[Problem to work on]: Each line containing the word "text" needs to be copied.

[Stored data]

▼

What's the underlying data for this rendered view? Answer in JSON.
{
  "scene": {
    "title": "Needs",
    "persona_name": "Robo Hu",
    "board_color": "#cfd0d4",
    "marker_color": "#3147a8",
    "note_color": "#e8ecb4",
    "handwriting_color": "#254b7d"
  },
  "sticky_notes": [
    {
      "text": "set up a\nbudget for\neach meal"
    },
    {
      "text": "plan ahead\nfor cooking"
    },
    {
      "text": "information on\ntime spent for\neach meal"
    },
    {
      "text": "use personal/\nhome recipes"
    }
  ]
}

▲

[Finished task]:
      "text": "set up a\nbudget for\neach meal"
      "text": "plan ahead\nfor cooking"
      "text": "information on\ntime spent for\neach meal"
      "text": "use personal/\nhome recipes"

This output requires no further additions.